Rows from a figure dataset

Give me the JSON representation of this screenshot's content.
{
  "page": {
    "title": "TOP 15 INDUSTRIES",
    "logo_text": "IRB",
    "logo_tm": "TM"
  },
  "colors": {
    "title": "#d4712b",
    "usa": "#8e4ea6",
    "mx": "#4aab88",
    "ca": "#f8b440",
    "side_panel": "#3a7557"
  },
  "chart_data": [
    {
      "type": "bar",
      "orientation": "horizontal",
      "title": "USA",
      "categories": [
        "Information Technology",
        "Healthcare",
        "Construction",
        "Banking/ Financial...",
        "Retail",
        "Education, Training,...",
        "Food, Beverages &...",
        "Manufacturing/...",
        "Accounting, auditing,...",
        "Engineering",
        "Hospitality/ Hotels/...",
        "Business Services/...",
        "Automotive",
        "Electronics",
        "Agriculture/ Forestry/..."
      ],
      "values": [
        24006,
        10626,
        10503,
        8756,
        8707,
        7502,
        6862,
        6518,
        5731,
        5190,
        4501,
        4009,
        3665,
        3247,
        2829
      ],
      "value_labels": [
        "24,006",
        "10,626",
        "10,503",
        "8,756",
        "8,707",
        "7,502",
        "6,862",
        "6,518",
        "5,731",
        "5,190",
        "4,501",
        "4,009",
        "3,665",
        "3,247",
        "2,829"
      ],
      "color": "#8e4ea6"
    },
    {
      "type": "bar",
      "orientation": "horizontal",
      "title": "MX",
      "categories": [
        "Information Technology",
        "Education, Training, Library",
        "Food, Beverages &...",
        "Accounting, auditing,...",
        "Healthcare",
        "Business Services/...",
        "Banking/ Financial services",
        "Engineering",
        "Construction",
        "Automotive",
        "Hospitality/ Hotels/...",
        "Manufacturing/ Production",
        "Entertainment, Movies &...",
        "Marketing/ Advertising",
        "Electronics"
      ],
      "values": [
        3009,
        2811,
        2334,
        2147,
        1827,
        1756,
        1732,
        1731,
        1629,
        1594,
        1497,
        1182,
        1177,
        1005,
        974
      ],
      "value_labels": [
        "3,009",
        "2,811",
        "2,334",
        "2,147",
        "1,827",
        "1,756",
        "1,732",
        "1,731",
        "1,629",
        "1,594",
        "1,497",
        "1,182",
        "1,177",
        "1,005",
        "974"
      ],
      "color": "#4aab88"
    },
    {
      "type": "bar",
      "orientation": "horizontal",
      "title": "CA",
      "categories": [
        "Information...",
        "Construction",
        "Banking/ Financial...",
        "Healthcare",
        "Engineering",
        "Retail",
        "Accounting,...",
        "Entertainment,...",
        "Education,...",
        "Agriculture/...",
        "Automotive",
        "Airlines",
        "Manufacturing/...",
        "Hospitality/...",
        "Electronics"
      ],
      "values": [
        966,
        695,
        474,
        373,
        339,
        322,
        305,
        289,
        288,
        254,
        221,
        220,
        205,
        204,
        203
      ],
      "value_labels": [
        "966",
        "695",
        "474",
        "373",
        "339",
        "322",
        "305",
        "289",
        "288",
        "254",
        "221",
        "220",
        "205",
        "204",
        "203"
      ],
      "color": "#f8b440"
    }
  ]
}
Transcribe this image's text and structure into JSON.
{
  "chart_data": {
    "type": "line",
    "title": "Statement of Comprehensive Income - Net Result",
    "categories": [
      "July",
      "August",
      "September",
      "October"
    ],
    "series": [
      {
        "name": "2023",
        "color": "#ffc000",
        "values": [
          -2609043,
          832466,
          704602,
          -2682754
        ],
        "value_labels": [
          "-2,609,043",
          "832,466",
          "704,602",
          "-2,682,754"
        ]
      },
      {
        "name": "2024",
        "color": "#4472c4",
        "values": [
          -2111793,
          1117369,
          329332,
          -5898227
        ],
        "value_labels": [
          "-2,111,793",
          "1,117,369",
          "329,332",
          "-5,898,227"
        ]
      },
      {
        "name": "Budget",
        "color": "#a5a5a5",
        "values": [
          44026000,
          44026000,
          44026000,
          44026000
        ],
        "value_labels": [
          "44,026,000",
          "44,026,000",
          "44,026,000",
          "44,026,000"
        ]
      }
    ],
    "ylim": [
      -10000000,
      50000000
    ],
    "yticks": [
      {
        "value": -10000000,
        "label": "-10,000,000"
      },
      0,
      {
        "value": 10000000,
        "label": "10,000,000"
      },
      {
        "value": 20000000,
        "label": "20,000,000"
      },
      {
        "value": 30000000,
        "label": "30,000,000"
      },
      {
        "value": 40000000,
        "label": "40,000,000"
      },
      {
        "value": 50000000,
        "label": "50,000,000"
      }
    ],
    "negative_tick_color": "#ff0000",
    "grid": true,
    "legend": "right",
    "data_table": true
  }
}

Instructions for the task
Copy out each line exactly.

Task result
Give me the JSON representation of this screenshot's content.
{
  "page": {
    "title": "TOP 15 INDUSTRIES",
    "logo_text": "IRB",
    "logo_tm": "TM"
  },
  "colors": {
    "title": "#d4712b",
    "usa": "#8e4ea6",
    "mx": "#4aab88",
    "ca": "#f8b440",
    "side_panel": "#3a7557"
  },
  "chart_data": [
    {
      "type": "bar",
      "orientation": "horizontal",
      "title": "USA",
      "categories": [
        "Information Technology",
        "Healthcare",
        "Construction",
        "Banking/ Financial...",
        "Retail",
        "Education, Training,...",
        "Food, Beverages &...",
        "Manufacturing/...",
        "Accounting, auditing,...",
        "Engineering",
        "Hospitality/ Hotels/...",
        "Business Services/...",
        "Automotive",
        "Electronics",
        "Agriculture/ Forestry/..."
      ],
      "values": [
        24006,
        10626,
        10503,
        8756,
        8707,
        7502,
        6862,
        6518,
        5731,
        5190,
        4501,
        4009,
        3665,
        3247,
        2829
      ],
      "value_labels": [
        "24,006",
        "10,626",
        "10,503",
        "8,756",
        "8,707",
        "7,502",
        "6,862",
        "6,518",
        "5,731",
        "5,190",
        "4,501",
        "4,009",
        "3,665",
        "3,247",
        "2,829"
      ],
      "color": "#8e4ea6"
    },
    {
      "type": "bar",
      "orientation": "horizontal",
      "title": "MX",
      "categories": [
        "Information Technology",
        "Education, Training, Library",
        "Food, Beverages &...",
        "Accounting, auditing,...",
        "Healthcare",
        "Business Services/...",
        "Banking/ Financial services",
        "Engineering",
        "Construction",
        "Automotive",
        "Hospitality/ Hotels/...",
        "Manufacturing/ Production",
        "Entertainment, Movies &...",
        "Marketing/ Advertising",
        "Electronics"
      ],
      "values": [
        3009,
        2811,
        2334,
        2147,
        1827,
        1756,
        1732,
        1731,
        1629,
        1594,
        1497,
        1182,
        1177,
        1005,
        974
      ],
      "value_labels": [
        "3,009",
        "2,811",
        "2,334",
        "2,147",
        "1,827",
        "1,756",
        "1,732",
        "1,731",
        "1,629",
        "1,594",
        "1,497",
        "1,182",
        "1,177",
        "1,005",
        "974"
      ],
      "color": "#4aab88"
    },
    {
      "type": "bar",
      "orientation": "horizontal",
      "title": "CA",
      "categories": [
        "Information...",
        "Construction",
        "Banking/ Financial...",
        "Healthcare",
        "Engineering",
        "Retail",
        "Accounting,...",
        "Entertainment,...",
        "Education,...",
        "Agriculture/...",
        "Automotive",
        "Airlines",
        "Manufacturing/...",
        "Hospitality/...",
        "Electronics"
      ],
      "values": [
        966,
        695,
        474,
        373,
        339,
        322,
        305,
        289,
        288,
        254,
        221,
        220,
        205,
        204,
        203
      ],
      "value_labels": [
        "966",
        "695",
        "474",
        "373",
        "339",
        "322",
        "305",
        "289",
        "288",
        "254",
        "221",
        "220",
        "205",
        "204",
        "203"
      ],
      "color": "#f8b440"
    }
  ]
}
Transcribe this image's text and structure into JSON.
{
  "chart_data": {
    "type": "line",
    "title": "Statement of Comprehensive Income - Net Result",
    "categories": [
      "July",
      "August",
      "September",
      "October"
    ],
    "series": [
      {
        "name": "2023",
        "color": "#ffc000",
        "values": [
          -2609043,
          832466,
          704602,
          -2682754
        ],
        "value_labels": [
          "-2,609,043",
          "832,466",
          "704,602",
          "-2,682,754"
        ]
      },
      {
        "name": "2024",
        "color": "#4472c4",
        "values": [
          -2111793,
          1117369,
          329332,
          -5898227
        ],
        "value_labels": [
          "-2,111,793",
          "1,117,369",
          "329,332",
          "-5,898,227"
        ]
      },
      {
        "name": "Budget",
        "color": "#a5a5a5",
        "values": [
          44026000,
          44026000,
          44026000,
          44026000
        ],
        "value_labels": [
          "44,026,000",
          "44,026,000",
          "44,026,000",
          "44,026,000"
        ]
      }
    ],
    "ylim": [
      -10000000,
      50000000
    ],
    "yticks": [
      {
        "value": -10000000,
        "label": "-10,000,000"
      },
      0,
      {
        "value": 10000000,
        "label": "10,000,000"
      },
      {
        "value": 20000000,
        "label": "20,000,000"
      },
      {
        "value": 30000000,
        "label": "30,000,000"
      },
      {
        "value": 40000000,
        "label": "40,000,000"
      },
      {
        "value": 50000000,
        "label": "50,000,000"
      }
    ],
    "negative_tick_color": "#ff0000",
    "grid": true,
    "legend": "right",
    "data_table": true
  }
}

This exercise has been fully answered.